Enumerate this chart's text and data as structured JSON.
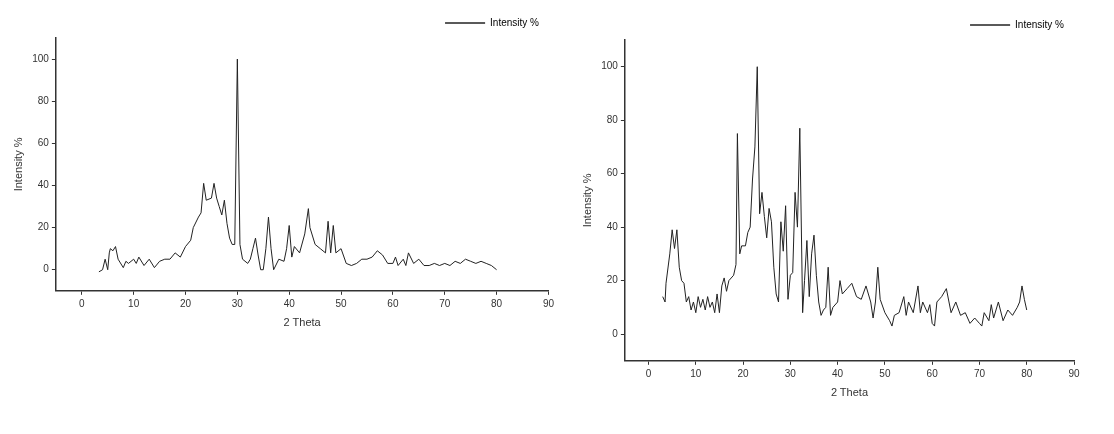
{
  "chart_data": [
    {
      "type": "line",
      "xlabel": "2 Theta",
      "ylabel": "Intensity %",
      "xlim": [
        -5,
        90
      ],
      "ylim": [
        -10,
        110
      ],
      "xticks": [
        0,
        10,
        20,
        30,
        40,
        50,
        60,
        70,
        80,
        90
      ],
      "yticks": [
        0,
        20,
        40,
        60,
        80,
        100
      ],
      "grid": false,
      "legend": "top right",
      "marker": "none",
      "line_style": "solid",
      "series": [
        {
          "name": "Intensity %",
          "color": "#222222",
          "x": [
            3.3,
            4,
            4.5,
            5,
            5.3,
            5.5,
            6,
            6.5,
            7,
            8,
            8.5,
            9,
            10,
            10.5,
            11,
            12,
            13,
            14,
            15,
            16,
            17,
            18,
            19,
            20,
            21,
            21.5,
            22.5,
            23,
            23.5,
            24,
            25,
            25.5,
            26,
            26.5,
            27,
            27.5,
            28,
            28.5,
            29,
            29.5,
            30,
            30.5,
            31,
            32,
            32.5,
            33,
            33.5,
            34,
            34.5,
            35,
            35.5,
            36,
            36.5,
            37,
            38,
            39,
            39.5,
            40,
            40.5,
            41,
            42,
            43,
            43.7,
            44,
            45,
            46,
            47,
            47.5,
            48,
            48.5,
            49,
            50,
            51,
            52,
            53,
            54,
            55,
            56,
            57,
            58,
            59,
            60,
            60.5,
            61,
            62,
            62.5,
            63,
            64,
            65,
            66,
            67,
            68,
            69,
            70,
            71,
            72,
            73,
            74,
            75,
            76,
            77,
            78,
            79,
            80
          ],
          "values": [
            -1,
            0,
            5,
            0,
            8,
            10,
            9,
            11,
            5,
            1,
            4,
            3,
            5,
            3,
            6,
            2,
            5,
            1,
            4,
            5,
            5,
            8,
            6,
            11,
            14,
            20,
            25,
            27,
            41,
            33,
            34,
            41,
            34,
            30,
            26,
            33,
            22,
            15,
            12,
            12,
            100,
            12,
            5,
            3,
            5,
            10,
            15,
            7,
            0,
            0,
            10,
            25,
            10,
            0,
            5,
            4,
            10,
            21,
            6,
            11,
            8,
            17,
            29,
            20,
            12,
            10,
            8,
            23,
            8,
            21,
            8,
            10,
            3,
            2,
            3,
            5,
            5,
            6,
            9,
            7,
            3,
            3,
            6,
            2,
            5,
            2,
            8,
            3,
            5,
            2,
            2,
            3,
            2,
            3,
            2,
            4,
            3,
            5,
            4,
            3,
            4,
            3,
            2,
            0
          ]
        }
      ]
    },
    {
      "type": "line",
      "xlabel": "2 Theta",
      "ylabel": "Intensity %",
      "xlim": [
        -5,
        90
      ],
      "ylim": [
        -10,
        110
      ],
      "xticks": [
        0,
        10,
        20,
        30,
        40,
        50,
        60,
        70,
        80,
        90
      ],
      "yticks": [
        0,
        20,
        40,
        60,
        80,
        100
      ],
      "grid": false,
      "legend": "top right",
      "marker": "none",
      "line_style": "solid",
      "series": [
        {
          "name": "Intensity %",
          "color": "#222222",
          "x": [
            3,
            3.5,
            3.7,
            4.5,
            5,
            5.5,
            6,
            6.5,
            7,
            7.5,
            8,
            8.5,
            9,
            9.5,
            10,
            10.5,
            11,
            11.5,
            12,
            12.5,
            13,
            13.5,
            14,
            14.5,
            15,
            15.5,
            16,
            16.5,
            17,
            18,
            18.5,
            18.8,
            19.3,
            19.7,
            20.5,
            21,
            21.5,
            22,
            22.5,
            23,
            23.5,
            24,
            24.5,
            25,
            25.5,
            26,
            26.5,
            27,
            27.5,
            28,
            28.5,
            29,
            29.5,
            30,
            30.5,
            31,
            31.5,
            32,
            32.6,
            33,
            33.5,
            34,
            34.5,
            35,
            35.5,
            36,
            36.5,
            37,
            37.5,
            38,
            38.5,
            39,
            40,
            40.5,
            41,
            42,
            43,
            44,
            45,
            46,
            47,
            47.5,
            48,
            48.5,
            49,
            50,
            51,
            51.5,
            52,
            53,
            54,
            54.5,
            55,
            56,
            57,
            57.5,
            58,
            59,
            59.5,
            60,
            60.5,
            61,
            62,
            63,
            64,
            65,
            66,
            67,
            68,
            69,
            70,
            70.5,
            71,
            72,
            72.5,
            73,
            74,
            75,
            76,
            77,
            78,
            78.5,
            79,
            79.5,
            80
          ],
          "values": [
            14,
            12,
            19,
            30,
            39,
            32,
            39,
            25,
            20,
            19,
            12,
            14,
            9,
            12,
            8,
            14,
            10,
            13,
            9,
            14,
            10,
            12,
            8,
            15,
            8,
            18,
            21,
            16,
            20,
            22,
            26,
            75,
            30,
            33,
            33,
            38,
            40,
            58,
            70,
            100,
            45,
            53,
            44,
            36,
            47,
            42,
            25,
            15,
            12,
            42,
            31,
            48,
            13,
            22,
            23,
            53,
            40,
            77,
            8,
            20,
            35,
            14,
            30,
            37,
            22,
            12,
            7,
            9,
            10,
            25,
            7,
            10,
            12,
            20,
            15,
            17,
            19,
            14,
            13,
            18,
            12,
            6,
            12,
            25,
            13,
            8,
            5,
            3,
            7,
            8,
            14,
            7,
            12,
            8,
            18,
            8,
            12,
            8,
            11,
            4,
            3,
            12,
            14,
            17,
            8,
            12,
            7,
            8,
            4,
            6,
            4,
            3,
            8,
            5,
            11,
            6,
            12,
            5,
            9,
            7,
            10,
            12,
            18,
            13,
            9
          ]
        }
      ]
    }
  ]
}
........
# INSTRUCTIONS TO FOLLOW
Using the records above, output their complete text exactly, minus any images.

# RESULT OF THE TASK
Enumerate this chart's text and data as structured JSON.
{
  "chart_data": [
    {
      "type": "line",
      "xlabel": "2 Theta",
      "ylabel": "Intensity %",
      "xlim": [
        -5,
        90
      ],
      "ylim": [
        -10,
        110
      ],
      "xticks": [
        0,
        10,
        20,
        30,
        40,
        50,
        60,
        70,
        80,
        90
      ],
      "yticks": [
        0,
        20,
        40,
        60,
        80,
        100
      ],
      "grid": false,
      "legend": "top right",
      "marker": "none",
      "line_style": "solid",
      "series": [
        {
          "name": "Intensity %",
          "color": "#222222",
          "x": [
            3.3,
            4,
            4.5,
            5,
            5.3,
            5.5,
            6,
            6.5,
            7,
            8,
            8.5,
            9,
            10,
            10.5,
            11,
            12,
            13,
            14,
            15,
            16,
            17,
            18,
            19,
            20,
            21,
            21.5,
            22.5,
            23,
            23.5,
            24,
            25,
            25.5,
            26,
            26.5,
            27,
            27.5,
            28,
            28.5,
            29,
            29.5,
            30,
            30.5,
            31,
            32,
            32.5,
            33,
            33.5,
            34,
            34.5,
            35,
            35.5,
            36,
            36.5,
            37,
            38,
            39,
            39.5,
            40,
            40.5,
            41,
            42,
            43,
            43.7,
            44,
            45,
            46,
            47,
            47.5,
            48,
            48.5,
            49,
            50,
            51,
            52,
            53,
            54,
            55,
            56,
            57,
            58,
            59,
            60,
            60.5,
            61,
            62,
            62.5,
            63,
            64,
            65,
            66,
            67,
            68,
            69,
            70,
            71,
            72,
            73,
            74,
            75,
            76,
            77,
            78,
            79,
            80
          ],
          "values": [
            -1,
            0,
            5,
            0,
            8,
            10,
            9,
            11,
            5,
            1,
            4,
            3,
            5,
            3,
            6,
            2,
            5,
            1,
            4,
            5,
            5,
            8,
            6,
            11,
            14,
            20,
            25,
            27,
            41,
            33,
            34,
            41,
            34,
            30,
            26,
            33,
            22,
            15,
            12,
            12,
            100,
            12,
            5,
            3,
            5,
            10,
            15,
            7,
            0,
            0,
            10,
            25,
            10,
            0,
            5,
            4,
            10,
            21,
            6,
            11,
            8,
            17,
            29,
            20,
            12,
            10,
            8,
            23,
            8,
            21,
            8,
            10,
            3,
            2,
            3,
            5,
            5,
            6,
            9,
            7,
            3,
            3,
            6,
            2,
            5,
            2,
            8,
            3,
            5,
            2,
            2,
            3,
            2,
            3,
            2,
            4,
            3,
            5,
            4,
            3,
            4,
            3,
            2,
            0
          ]
        }
      ]
    },
    {
      "type": "line",
      "xlabel": "2 Theta",
      "ylabel": "Intensity %",
      "xlim": [
        -5,
        90
      ],
      "ylim": [
        -10,
        110
      ],
      "xticks": [
        0,
        10,
        20,
        30,
        40,
        50,
        60,
        70,
        80,
        90
      ],
      "yticks": [
        0,
        20,
        40,
        60,
        80,
        100
      ],
      "grid": false,
      "legend": "top right",
      "marker": "none",
      "line_style": "solid",
      "series": [
        {
          "name": "Intensity %",
          "color": "#222222",
          "x": [
            3,
            3.5,
            3.7,
            4.5,
            5,
            5.5,
            6,
            6.5,
            7,
            7.5,
            8,
            8.5,
            9,
            9.5,
            10,
            10.5,
            11,
            11.5,
            12,
            12.5,
            13,
            13.5,
            14,
            14.5,
            15,
            15.5,
            16,
            16.5,
            17,
            18,
            18.5,
            18.8,
            19.3,
            19.7,
            20.5,
            21,
            21.5,
            22,
            22.5,
            23,
            23.5,
            24,
            24.5,
            25,
            25.5,
            26,
            26.5,
            27,
            27.5,
            28,
            28.5,
            29,
            29.5,
            30,
            30.5,
            31,
            31.5,
            32,
            32.6,
            33,
            33.5,
            34,
            34.5,
            35,
            35.5,
            36,
            36.5,
            37,
            37.5,
            38,
            38.5,
            39,
            40,
            40.5,
            41,
            42,
            43,
            44,
            45,
            46,
            47,
            47.5,
            48,
            48.5,
            49,
            50,
            51,
            51.5,
            52,
            53,
            54,
            54.5,
            55,
            56,
            57,
            57.5,
            58,
            59,
            59.5,
            60,
            60.5,
            61,
            62,
            63,
            64,
            65,
            66,
            67,
            68,
            69,
            70,
            70.5,
            71,
            72,
            72.5,
            73,
            74,
            75,
            76,
            77,
            78,
            78.5,
            79,
            79.5,
            80
          ],
          "values": [
            14,
            12,
            19,
            30,
            39,
            32,
            39,
            25,
            20,
            19,
            12,
            14,
            9,
            12,
            8,
            14,
            10,
            13,
            9,
            14,
            10,
            12,
            8,
            15,
            8,
            18,
            21,
            16,
            20,
            22,
            26,
            75,
            30,
            33,
            33,
            38,
            40,
            58,
            70,
            100,
            45,
            53,
            44,
            36,
            47,
            42,
            25,
            15,
            12,
            42,
            31,
            48,
            13,
            22,
            23,
            53,
            40,
            77,
            8,
            20,
            35,
            14,
            30,
            37,
            22,
            12,
            7,
            9,
            10,
            25,
            7,
            10,
            12,
            20,
            15,
            17,
            19,
            14,
            13,
            18,
            12,
            6,
            12,
            25,
            13,
            8,
            5,
            3,
            7,
            8,
            14,
            7,
            12,
            8,
            18,
            8,
            12,
            8,
            11,
            4,
            3,
            12,
            14,
            17,
            8,
            12,
            7,
            8,
            4,
            6,
            4,
            3,
            8,
            5,
            11,
            6,
            12,
            5,
            9,
            7,
            10,
            12,
            18,
            13,
            9
          ]
        }
      ]
    }
  ]
}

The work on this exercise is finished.